→ **Task directions**:
Transcribe the data that follows precisely, omitting nothing.

→ **Input**:

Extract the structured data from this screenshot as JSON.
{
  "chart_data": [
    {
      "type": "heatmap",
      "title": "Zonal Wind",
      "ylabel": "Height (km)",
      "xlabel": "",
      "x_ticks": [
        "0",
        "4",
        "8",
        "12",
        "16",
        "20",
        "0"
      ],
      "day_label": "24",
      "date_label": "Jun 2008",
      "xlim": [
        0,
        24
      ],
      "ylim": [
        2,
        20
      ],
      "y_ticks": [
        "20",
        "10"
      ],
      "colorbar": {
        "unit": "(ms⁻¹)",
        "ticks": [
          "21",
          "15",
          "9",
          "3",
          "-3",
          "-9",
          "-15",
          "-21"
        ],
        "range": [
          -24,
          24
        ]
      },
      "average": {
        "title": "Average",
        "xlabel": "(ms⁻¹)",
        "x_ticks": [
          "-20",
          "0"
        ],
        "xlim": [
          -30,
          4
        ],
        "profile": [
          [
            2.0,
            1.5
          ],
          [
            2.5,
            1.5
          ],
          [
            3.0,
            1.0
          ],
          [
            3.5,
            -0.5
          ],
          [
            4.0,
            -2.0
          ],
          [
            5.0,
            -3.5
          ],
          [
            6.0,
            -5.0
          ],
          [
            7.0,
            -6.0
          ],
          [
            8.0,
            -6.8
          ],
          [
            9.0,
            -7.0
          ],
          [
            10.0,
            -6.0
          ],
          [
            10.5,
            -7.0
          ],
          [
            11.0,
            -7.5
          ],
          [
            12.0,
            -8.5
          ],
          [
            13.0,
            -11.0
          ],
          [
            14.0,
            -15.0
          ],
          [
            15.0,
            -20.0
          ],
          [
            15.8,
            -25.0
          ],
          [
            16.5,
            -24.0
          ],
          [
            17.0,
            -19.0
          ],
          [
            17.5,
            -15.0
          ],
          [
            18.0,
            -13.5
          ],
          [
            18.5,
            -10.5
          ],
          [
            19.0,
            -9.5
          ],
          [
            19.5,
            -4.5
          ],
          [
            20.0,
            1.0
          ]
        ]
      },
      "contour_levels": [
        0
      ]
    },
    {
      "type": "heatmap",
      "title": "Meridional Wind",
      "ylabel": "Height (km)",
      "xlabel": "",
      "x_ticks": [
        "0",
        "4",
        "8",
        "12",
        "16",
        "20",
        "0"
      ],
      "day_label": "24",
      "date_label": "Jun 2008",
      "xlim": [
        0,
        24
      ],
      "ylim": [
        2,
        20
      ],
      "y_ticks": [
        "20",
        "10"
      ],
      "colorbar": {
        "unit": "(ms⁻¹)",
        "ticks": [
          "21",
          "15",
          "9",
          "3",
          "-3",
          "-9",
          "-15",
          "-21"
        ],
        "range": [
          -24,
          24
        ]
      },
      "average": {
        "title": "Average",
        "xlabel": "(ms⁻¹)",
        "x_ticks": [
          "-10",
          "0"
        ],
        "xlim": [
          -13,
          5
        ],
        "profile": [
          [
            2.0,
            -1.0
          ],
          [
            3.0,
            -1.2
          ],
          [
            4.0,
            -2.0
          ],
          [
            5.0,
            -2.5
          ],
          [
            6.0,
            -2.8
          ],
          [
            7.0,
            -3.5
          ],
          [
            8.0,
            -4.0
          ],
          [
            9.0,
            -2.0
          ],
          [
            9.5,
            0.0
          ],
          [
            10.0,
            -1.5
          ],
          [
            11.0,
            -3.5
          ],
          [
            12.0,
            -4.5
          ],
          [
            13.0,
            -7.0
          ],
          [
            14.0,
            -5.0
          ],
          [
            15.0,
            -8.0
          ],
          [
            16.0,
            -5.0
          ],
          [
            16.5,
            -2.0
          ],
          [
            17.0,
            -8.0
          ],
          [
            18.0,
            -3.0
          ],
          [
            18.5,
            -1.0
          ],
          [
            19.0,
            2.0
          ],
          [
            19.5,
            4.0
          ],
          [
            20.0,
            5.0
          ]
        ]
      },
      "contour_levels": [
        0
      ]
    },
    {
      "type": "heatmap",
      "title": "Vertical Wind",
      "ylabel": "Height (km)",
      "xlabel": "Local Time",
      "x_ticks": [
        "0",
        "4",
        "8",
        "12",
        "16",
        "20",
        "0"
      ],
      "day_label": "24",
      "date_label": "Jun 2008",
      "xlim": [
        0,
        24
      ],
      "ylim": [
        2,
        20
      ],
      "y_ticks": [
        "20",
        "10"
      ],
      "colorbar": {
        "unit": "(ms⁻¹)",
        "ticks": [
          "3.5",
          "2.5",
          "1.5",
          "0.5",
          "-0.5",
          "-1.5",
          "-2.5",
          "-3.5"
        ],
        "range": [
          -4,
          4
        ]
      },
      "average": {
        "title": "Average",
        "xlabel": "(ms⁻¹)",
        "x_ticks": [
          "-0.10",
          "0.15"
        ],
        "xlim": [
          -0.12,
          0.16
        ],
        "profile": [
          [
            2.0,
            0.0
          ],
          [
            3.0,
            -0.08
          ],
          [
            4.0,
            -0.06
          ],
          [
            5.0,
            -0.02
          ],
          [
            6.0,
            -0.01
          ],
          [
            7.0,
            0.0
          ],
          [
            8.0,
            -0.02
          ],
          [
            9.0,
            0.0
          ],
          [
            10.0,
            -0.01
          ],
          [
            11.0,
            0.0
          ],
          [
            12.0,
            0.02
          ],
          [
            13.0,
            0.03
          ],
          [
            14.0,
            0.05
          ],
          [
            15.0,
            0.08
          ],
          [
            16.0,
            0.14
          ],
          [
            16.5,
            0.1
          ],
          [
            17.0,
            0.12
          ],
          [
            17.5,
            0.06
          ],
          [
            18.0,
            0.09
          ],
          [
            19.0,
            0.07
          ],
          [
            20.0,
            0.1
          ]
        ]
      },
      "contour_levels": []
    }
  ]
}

→ **Reply**:
Extract the structured data from this screenshot as JSON.
{
  "chart_data": [
    {
      "type": "heatmap",
      "title": "Zonal Wind",
      "ylabel": "Height (km)",
      "xlabel": "",
      "x_ticks": [
        "0",
        "4",
        "8",
        "12",
        "16",
        "20",
        "0"
      ],
      "day_label": "24",
      "date_label": "Jun 2008",
      "xlim": [
        0,
        24
      ],
      "ylim": [
        2,
        20
      ],
      "y_ticks": [
        "20",
        "10"
      ],
      "colorbar": {
        "unit": "(ms⁻¹)",
        "ticks": [
          "21",
          "15",
          "9",
          "3",
          "-3",
          "-9",
          "-15",
          "-21"
        ],
        "range": [
          -24,
          24
        ]
      },
      "average": {
        "title": "Average",
        "xlabel": "(ms⁻¹)",
        "x_ticks": [
          "-20",
          "0"
        ],
        "xlim": [
          -30,
          4
        ],
        "profile": [
          [
            2.0,
            1.5
          ],
          [
            2.5,
            1.5
          ],
          [
            3.0,
            1.0
          ],
          [
            3.5,
            -0.5
          ],
          [
            4.0,
            -2.0
          ],
          [
            5.0,
            -3.5
          ],
          [
            6.0,
            -5.0
          ],
          [
            7.0,
            -6.0
          ],
          [
            8.0,
            -6.8
          ],
          [
            9.0,
            -7.0
          ],
          [
            10.0,
            -6.0
          ],
          [
            10.5,
            -7.0
          ],
          [
            11.0,
            -7.5
          ],
          [
            12.0,
            -8.5
          ],
          [
            13.0,
            -11.0
          ],
          [
            14.0,
            -15.0
          ],
          [
            15.0,
            -20.0
          ],
          [
            15.8,
            -25.0
          ],
          [
            16.5,
            -24.0
          ],
          [
            17.0,
            -19.0
          ],
          [
            17.5,
            -15.0
          ],
          [
            18.0,
            -13.5
          ],
          [
            18.5,
            -10.5
          ],
          [
            19.0,
            -9.5
          ],
          [
            19.5,
            -4.5
          ],
          [
            20.0,
            1.0
          ]
        ]
      },
      "contour_levels": [
        0
      ]
    },
    {
      "type": "heatmap",
      "title": "Meridional Wind",
      "ylabel": "Height (km)",
      "xlabel": "",
      "x_ticks": [
        "0",
        "4",
        "8",
        "12",
        "16",
        "20",
        "0"
      ],
      "day_label": "24",
      "date_label": "Jun 2008",
      "xlim": [
        0,
        24
      ],
      "ylim": [
        2,
        20
      ],
      "y_ticks": [
        "20",
        "10"
      ],
      "colorbar": {
        "unit": "(ms⁻¹)",
        "ticks": [
          "21",
          "15",
          "9",
          "3",
          "-3",
          "-9",
          "-15",
          "-21"
        ],
        "range": [
          -24,
          24
        ]
      },
      "average": {
        "title": "Average",
        "xlabel": "(ms⁻¹)",
        "x_ticks": [
          "-10",
          "0"
        ],
        "xlim": [
          -13,
          5
        ],
        "profile": [
          [
            2.0,
            -1.0
          ],
          [
            3.0,
            -1.2
          ],
          [
            4.0,
            -2.0
          ],
          [
            5.0,
            -2.5
          ],
          [
            6.0,
            -2.8
          ],
          [
            7.0,
            -3.5
          ],
          [
            8.0,
            -4.0
          ],
          [
            9.0,
            -2.0
          ],
          [
            9.5,
            0.0
          ],
          [
            10.0,
            -1.5
          ],
          [
            11.0,
            -3.5
          ],
          [
            12.0,
            -4.5
          ],
          [
            13.0,
            -7.0
          ],
          [
            14.0,
            -5.0
          ],
          [
            15.0,
            -8.0
          ],
          [
            16.0,
            -5.0
          ],
          [
            16.5,
            -2.0
          ],
          [
            17.0,
            -8.0
          ],
          [
            18.0,
            -3.0
          ],
          [
            18.5,
            -1.0
          ],
          [
            19.0,
            2.0
          ],
          [
            19.5,
            4.0
          ],
          [
            20.0,
            5.0
          ]
        ]
      },
      "contour_levels": [
        0
      ]
    },
    {
      "type": "heatmap",
      "title": "Vertical Wind",
      "ylabel": "Height (km)",
      "xlabel": "Local Time",
      "x_ticks": [
        "0",
        "4",
        "8",
        "12",
        "16",
        "20",
        "0"
      ],
      "day_label": "24",
      "date_label": "Jun 2008",
      "xlim": [
        0,
        24
      ],
      "ylim": [
        2,
        20
      ],
      "y_ticks": [
        "20",
        "10"
      ],
      "colorbar": {
        "unit": "(ms⁻¹)",
        "ticks": [
          "3.5",
          "2.5",
          "1.5",
          "0.5",
          "-0.5",
          "-1.5",
          "-2.5",
          "-3.5"
        ],
        "range": [
          -4,
          4
        ]
      },
      "average": {
        "title": "Average",
        "xlabel": "(ms⁻¹)",
        "x_ticks": [
          "-0.10",
          "0.15"
        ],
        "xlim": [
          -0.12,
          0.16
        ],
        "profile": [
          [
            2.0,
            0.0
          ],
          [
            3.0,
            -0.08
          ],
          [
            4.0,
            -0.06
          ],
          [
            5.0,
            -0.02
          ],
          [
            6.0,
            -0.01
          ],
          [
            7.0,
            0.0
          ],
          [
            8.0,
            -0.02
          ],
          [
            9.0,
            0.0
          ],
          [
            10.0,
            -0.01
          ],
          [
            11.0,
            0.0
          ],
          [
            12.0,
            0.02
          ],
          [
            13.0,
            0.03
          ],
          [
            14.0,
            0.05
          ],
          [
            15.0,
            0.08
          ],
          [
            16.0,
            0.14
          ],
          [
            16.5,
            0.1
          ],
          [
            17.0,
            0.12
          ],
          [
            17.5,
            0.06
          ],
          [
            18.0,
            0.09
          ],
          [
            19.0,
            0.07
          ],
          [
            20.0,
            0.1
          ]
        ]
      },
      "contour_levels": []
    }
  ]
}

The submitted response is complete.